[Figure record extracts]
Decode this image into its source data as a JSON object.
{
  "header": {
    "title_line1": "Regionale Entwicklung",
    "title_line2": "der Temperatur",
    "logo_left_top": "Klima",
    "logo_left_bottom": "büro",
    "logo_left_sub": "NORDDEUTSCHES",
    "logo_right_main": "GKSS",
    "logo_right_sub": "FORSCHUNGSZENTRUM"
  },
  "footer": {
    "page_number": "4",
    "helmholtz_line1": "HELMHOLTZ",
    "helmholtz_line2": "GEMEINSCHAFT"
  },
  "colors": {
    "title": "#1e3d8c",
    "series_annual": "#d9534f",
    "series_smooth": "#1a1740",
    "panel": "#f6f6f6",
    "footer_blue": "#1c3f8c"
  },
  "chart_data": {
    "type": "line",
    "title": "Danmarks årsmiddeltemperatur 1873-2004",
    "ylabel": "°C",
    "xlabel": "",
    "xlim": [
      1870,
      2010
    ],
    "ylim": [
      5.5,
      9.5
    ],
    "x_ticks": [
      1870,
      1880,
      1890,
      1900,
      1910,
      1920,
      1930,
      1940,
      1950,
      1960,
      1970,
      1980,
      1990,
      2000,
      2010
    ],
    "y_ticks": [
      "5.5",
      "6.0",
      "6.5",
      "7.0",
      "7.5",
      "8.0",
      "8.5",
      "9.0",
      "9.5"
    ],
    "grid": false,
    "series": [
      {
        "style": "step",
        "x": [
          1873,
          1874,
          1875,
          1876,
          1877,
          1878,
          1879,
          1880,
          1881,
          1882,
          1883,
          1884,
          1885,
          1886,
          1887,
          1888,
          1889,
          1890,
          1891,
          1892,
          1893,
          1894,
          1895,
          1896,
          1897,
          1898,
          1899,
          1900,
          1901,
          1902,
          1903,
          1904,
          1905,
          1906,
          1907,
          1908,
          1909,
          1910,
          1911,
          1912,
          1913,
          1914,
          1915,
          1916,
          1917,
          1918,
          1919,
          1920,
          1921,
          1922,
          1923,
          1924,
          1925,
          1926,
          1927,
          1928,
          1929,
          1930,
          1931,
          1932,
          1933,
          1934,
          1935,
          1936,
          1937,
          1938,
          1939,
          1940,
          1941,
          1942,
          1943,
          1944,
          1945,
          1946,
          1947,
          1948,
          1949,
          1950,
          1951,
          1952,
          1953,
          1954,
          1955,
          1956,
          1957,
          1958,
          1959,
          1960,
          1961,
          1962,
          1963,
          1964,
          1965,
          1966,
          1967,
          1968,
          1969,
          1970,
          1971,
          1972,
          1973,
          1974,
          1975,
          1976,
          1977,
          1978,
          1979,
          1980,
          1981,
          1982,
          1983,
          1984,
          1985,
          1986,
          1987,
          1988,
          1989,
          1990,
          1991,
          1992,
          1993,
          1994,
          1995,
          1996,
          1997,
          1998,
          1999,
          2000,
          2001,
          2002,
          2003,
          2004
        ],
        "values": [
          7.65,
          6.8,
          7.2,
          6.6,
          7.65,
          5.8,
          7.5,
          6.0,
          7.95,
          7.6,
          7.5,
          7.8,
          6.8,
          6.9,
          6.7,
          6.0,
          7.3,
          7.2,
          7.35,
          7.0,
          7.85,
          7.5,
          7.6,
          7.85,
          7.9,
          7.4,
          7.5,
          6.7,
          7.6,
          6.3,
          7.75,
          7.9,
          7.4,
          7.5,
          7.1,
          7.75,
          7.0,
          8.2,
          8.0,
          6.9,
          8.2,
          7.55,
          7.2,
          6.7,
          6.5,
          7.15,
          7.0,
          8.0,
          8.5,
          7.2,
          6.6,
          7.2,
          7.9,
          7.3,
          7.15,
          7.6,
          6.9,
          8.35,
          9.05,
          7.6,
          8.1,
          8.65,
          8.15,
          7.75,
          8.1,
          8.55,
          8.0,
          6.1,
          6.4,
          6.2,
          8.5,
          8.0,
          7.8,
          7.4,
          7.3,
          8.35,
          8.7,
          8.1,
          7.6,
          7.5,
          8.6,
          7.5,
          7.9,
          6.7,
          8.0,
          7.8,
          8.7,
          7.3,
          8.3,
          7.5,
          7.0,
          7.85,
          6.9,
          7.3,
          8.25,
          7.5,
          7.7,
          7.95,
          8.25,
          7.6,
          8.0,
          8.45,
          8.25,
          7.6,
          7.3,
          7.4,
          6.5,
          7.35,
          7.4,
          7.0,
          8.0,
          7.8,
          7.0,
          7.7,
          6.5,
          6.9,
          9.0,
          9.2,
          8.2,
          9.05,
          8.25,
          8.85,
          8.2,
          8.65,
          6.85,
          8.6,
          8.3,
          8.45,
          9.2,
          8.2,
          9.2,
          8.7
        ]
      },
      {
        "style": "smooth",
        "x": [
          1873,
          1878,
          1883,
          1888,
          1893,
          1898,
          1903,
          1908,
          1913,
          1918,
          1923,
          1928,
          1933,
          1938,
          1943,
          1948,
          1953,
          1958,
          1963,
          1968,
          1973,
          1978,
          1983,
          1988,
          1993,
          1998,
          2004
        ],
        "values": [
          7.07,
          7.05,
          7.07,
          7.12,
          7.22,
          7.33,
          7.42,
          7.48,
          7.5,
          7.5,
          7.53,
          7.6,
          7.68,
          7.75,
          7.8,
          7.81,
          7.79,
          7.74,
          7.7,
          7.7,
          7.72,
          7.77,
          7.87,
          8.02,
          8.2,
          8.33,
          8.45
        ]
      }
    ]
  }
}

**Short exercise**
Recite the full listing above exactly.

**Solution below**
Decode this image into its source data as a JSON object.
{
  "header": {
    "title_line1": "Regionale Entwicklung",
    "title_line2": "der Temperatur",
    "logo_left_top": "Klima",
    "logo_left_bottom": "büro",
    "logo_left_sub": "NORDDEUTSCHES",
    "logo_right_main": "GKSS",
    "logo_right_sub": "FORSCHUNGSZENTRUM"
  },
  "footer": {
    "page_number": "4",
    "helmholtz_line1": "HELMHOLTZ",
    "helmholtz_line2": "GEMEINSCHAFT"
  },
  "colors": {
    "title": "#1e3d8c",
    "series_annual": "#d9534f",
    "series_smooth": "#1a1740",
    "panel": "#f6f6f6",
    "footer_blue": "#1c3f8c"
  },
  "chart_data": {
    "type": "line",
    "title": "Danmarks årsmiddeltemperatur 1873-2004",
    "ylabel": "°C",
    "xlabel": "",
    "xlim": [
      1870,
      2010
    ],
    "ylim": [
      5.5,
      9.5
    ],
    "x_ticks": [
      1870,
      1880,
      1890,
      1900,
      1910,
      1920,
      1930,
      1940,
      1950,
      1960,
      1970,
      1980,
      1990,
      2000,
      2010
    ],
    "y_ticks": [
      "5.5",
      "6.0",
      "6.5",
      "7.0",
      "7.5",
      "8.0",
      "8.5",
      "9.0",
      "9.5"
    ],
    "grid": false,
    "series": [
      {
        "style": "step",
        "x": [
          1873,
          1874,
          1875,
          1876,
          1877,
          1878,
          1879,
          1880,
          1881,
          1882,
          1883,
          1884,
          1885,
          1886,
          1887,
          1888,
          1889,
          1890,
          1891,
          1892,
          1893,
          1894,
          1895,
          1896,
          1897,
          1898,
          1899,
          1900,
          1901,
          1902,
          1903,
          1904,
          1905,
          1906,
          1907,
          1908,
          1909,
          1910,
          1911,
          1912,
          1913,
          1914,
          1915,
          1916,
          1917,
          1918,
          1919,
          1920,
          1921,
          1922,
          1923,
          1924,
          1925,
          1926,
          1927,
          1928,
          1929,
          1930,
          1931,
          1932,
          1933,
          1934,
          1935,
          1936,
          1937,
          1938,
          1939,
          1940,
          1941,
          1942,
          1943,
          1944,
          1945,
          1946,
          1947,
          1948,
          1949,
          1950,
          1951,
          1952,
          1953,
          1954,
          1955,
          1956,
          1957,
          1958,
          1959,
          1960,
          1961,
          1962,
          1963,
          1964,
          1965,
          1966,
          1967,
          1968,
          1969,
          1970,
          1971,
          1972,
          1973,
          1974,
          1975,
          1976,
          1977,
          1978,
          1979,
          1980,
          1981,
          1982,
          1983,
          1984,
          1985,
          1986,
          1987,
          1988,
          1989,
          1990,
          1991,
          1992,
          1993,
          1994,
          1995,
          1996,
          1997,
          1998,
          1999,
          2000,
          2001,
          2002,
          2003,
          2004
        ],
        "values": [
          7.65,
          6.8,
          7.2,
          6.6,
          7.65,
          5.8,
          7.5,
          6.0,
          7.95,
          7.6,
          7.5,
          7.8,
          6.8,
          6.9,
          6.7,
          6.0,
          7.3,
          7.2,
          7.35,
          7.0,
          7.85,
          7.5,
          7.6,
          7.85,
          7.9,
          7.4,
          7.5,
          6.7,
          7.6,
          6.3,
          7.75,
          7.9,
          7.4,
          7.5,
          7.1,
          7.75,
          7.0,
          8.2,
          8.0,
          6.9,
          8.2,
          7.55,
          7.2,
          6.7,
          6.5,
          7.15,
          7.0,
          8.0,
          8.5,
          7.2,
          6.6,
          7.2,
          7.9,
          7.3,
          7.15,
          7.6,
          6.9,
          8.35,
          9.05,
          7.6,
          8.1,
          8.65,
          8.15,
          7.75,
          8.1,
          8.55,
          8.0,
          6.1,
          6.4,
          6.2,
          8.5,
          8.0,
          7.8,
          7.4,
          7.3,
          8.35,
          8.7,
          8.1,
          7.6,
          7.5,
          8.6,
          7.5,
          7.9,
          6.7,
          8.0,
          7.8,
          8.7,
          7.3,
          8.3,
          7.5,
          7.0,
          7.85,
          6.9,
          7.3,
          8.25,
          7.5,
          7.7,
          7.95,
          8.25,
          7.6,
          8.0,
          8.45,
          8.25,
          7.6,
          7.3,
          7.4,
          6.5,
          7.35,
          7.4,
          7.0,
          8.0,
          7.8,
          7.0,
          7.7,
          6.5,
          6.9,
          9.0,
          9.2,
          8.2,
          9.05,
          8.25,
          8.85,
          8.2,
          8.65,
          6.85,
          8.6,
          8.3,
          8.45,
          9.2,
          8.2,
          9.2,
          8.7
        ]
      },
      {
        "style": "smooth",
        "x": [
          1873,
          1878,
          1883,
          1888,
          1893,
          1898,
          1903,
          1908,
          1913,
          1918,
          1923,
          1928,
          1933,
          1938,
          1943,
          1948,
          1953,
          1958,
          1963,
          1968,
          1973,
          1978,
          1983,
          1988,
          1993,
          1998,
          2004
        ],
        "values": [
          7.07,
          7.05,
          7.07,
          7.12,
          7.22,
          7.33,
          7.42,
          7.48,
          7.5,
          7.5,
          7.53,
          7.6,
          7.68,
          7.75,
          7.8,
          7.81,
          7.79,
          7.74,
          7.7,
          7.7,
          7.72,
          7.77,
          7.87,
          8.02,
          8.2,
          8.33,
          8.45
        ]
      }
    ]
  }
}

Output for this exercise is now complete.